Repeat the material exactly, every line of it.
[Start Data supplied]
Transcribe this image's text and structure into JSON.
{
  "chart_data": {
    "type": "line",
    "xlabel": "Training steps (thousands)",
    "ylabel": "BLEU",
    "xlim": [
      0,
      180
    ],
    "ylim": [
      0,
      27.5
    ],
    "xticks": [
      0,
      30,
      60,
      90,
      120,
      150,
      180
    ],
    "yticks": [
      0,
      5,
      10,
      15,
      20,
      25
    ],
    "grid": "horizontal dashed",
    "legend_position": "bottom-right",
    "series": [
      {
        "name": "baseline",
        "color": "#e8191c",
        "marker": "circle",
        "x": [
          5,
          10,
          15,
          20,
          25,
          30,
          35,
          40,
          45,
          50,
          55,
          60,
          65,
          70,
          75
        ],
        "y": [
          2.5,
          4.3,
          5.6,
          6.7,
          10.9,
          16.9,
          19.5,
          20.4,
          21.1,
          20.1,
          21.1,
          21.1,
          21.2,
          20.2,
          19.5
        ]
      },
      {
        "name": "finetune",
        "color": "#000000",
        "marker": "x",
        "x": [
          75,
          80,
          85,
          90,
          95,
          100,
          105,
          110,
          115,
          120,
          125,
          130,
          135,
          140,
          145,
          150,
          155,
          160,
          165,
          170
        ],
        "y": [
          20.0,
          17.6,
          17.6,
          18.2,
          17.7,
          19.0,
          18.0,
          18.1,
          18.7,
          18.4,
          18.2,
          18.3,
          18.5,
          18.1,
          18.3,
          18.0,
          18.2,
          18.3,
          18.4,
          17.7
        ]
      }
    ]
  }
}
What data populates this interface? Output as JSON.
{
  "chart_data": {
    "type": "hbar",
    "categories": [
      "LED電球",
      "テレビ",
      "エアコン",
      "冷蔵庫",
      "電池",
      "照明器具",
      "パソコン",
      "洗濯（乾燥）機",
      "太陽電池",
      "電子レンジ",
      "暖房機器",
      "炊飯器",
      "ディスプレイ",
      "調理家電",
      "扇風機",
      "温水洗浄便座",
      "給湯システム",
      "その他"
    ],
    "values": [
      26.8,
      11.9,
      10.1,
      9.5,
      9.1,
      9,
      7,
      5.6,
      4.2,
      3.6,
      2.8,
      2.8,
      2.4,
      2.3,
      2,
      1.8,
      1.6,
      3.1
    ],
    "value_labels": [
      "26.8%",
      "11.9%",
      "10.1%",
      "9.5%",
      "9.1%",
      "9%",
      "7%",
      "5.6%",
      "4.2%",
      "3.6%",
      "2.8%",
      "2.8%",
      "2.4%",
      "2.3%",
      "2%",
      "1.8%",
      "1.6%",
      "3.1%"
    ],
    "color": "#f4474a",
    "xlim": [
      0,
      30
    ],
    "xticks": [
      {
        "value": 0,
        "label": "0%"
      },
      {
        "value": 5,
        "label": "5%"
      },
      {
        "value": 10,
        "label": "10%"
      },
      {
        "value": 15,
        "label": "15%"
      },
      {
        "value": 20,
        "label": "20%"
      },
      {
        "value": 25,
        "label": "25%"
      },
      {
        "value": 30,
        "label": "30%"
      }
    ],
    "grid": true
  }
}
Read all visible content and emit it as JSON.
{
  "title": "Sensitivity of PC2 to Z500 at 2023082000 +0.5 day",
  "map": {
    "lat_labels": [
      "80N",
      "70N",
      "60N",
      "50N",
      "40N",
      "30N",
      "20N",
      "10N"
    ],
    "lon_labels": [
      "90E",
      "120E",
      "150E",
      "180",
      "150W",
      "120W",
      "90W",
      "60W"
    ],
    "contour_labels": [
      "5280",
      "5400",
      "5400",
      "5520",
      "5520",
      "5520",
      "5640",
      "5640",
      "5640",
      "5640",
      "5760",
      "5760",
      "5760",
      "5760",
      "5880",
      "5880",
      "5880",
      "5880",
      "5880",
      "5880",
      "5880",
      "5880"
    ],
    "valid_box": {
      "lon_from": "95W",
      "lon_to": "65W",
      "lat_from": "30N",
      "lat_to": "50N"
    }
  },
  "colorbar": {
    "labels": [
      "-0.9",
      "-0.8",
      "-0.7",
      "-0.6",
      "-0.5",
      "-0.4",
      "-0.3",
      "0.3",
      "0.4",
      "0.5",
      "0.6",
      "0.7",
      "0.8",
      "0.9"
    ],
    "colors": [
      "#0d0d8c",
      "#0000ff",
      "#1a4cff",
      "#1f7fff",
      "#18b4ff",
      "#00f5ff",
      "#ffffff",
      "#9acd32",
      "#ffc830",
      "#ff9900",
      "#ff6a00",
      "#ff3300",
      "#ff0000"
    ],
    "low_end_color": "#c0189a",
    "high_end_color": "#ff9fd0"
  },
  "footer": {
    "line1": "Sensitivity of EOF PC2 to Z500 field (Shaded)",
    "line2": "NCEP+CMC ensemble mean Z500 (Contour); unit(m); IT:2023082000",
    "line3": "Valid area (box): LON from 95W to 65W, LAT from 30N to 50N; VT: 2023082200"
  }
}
[End Data supplied]
* Reply to the task *
Transcribe this image's text and structure into JSON.
{
  "chart_data": {
    "type": "line",
    "xlabel": "Training steps (thousands)",
    "ylabel": "BLEU",
    "xlim": [
      0,
      180
    ],
    "ylim": [
      0,
      27.5
    ],
    "xticks": [
      0,
      30,
      60,
      90,
      120,
      150,
      180
    ],
    "yticks": [
      0,
      5,
      10,
      15,
      20,
      25
    ],
    "grid": "horizontal dashed",
    "legend_position": "bottom-right",
    "series": [
      {
        "name": "baseline",
        "color": "#e8191c",
        "marker": "circle",
        "x": [
          5,
          10,
          15,
          20,
          25,
          30,
          35,
          40,
          45,
          50,
          55,
          60,
          65,
          70,
          75
        ],
        "y": [
          2.5,
          4.3,
          5.6,
          6.7,
          10.9,
          16.9,
          19.5,
          20.4,
          21.1,
          20.1,
          21.1,
          21.1,
          21.2,
          20.2,
          19.5
        ]
      },
      {
        "name": "finetune",
        "color": "#000000",
        "marker": "x",
        "x": [
          75,
          80,
          85,
          90,
          95,
          100,
          105,
          110,
          115,
          120,
          125,
          130,
          135,
          140,
          145,
          150,
          155,
          160,
          165,
          170
        ],
        "y": [
          20.0,
          17.6,
          17.6,
          18.2,
          17.7,
          19.0,
          18.0,
          18.1,
          18.7,
          18.4,
          18.2,
          18.3,
          18.5,
          18.1,
          18.3,
          18.0,
          18.2,
          18.3,
          18.4,
          17.7
        ]
      }
    ]
  }
}
What data populates this interface? Output as JSON.
{
  "chart_data": {
    "type": "hbar",
    "categories": [
      "LED電球",
      "テレビ",
      "エアコン",
      "冷蔵庫",
      "電池",
      "照明器具",
      "パソコン",
      "洗濯（乾燥）機",
      "太陽電池",
      "電子レンジ",
      "暖房機器",
      "炊飯器",
      "ディスプレイ",
      "調理家電",
      "扇風機",
      "温水洗浄便座",
      "給湯システム",
      "その他"
    ],
    "values": [
      26.8,
      11.9,
      10.1,
      9.5,
      9.1,
      9,
      7,
      5.6,
      4.2,
      3.6,
      2.8,
      2.8,
      2.4,
      2.3,
      2,
      1.8,
      1.6,
      3.1
    ],
    "value_labels": [
      "26.8%",
      "11.9%",
      "10.1%",
      "9.5%",
      "9.1%",
      "9%",
      "7%",
      "5.6%",
      "4.2%",
      "3.6%",
      "2.8%",
      "2.8%",
      "2.4%",
      "2.3%",
      "2%",
      "1.8%",
      "1.6%",
      "3.1%"
    ],
    "color": "#f4474a",
    "xlim": [
      0,
      30
    ],
    "xticks": [
      {
        "value": 0,
        "label": "0%"
      },
      {
        "value": 5,
        "label": "5%"
      },
      {
        "value": 10,
        "label": "10%"
      },
      {
        "value": 15,
        "label": "15%"
      },
      {
        "value": 20,
        "label": "20%"
      },
      {
        "value": 25,
        "label": "25%"
      },
      {
        "value": 30,
        "label": "30%"
      }
    ],
    "grid": true
  }
}
Read all visible content and emit it as JSON.
{
  "title": "Sensitivity of PC2 to Z500 at 2023082000 +0.5 day",
  "map": {
    "lat_labels": [
      "80N",
      "70N",
      "60N",
      "50N",
      "40N",
      "30N",
      "20N",
      "10N"
    ],
    "lon_labels": [
      "90E",
      "120E",
      "150E",
      "180",
      "150W",
      "120W",
      "90W",
      "60W"
    ],
    "contour_labels": [
      "5280",
      "5400",
      "5400",
      "5520",
      "5520",
      "5520",
      "5640",
      "5640",
      "5640",
      "5640",
      "5760",
      "5760",
      "5760",
      "5760",
      "5880",
      "5880",
      "5880",
      "5880",
      "5880",
      "5880",
      "5880",
      "5880"
    ],
    "valid_box": {
      "lon_from": "95W",
      "lon_to": "65W",
      "lat_from": "30N",
      "lat_to": "50N"
    }
  },
  "colorbar": {
    "labels": [
      "-0.9",
      "-0.8",
      "-0.7",
      "-0.6",
      "-0.5",
      "-0.4",
      "-0.3",
      "0.3",
      "0.4",
      "0.5",
      "0.6",
      "0.7",
      "0.8",
      "0.9"
    ],
    "colors": [
      "#0d0d8c",
      "#0000ff",
      "#1a4cff",
      "#1f7fff",
      "#18b4ff",
      "#00f5ff",
      "#ffffff",
      "#9acd32",
      "#ffc830",
      "#ff9900",
      "#ff6a00",
      "#ff3300",
      "#ff0000"
    ],
    "low_end_color": "#c0189a",
    "high_end_color": "#ff9fd0"
  },
  "footer": {
    "line1": "Sensitivity of EOF PC2 to Z500 field (Shaded)",
    "line2": "NCEP+CMC ensemble mean Z500 (Contour); unit(m); IT:2023082000",
    "line3": "Valid area (box): LON from 95W to 65W, LAT from 30N to 50N; VT: 2023082200"
  }
}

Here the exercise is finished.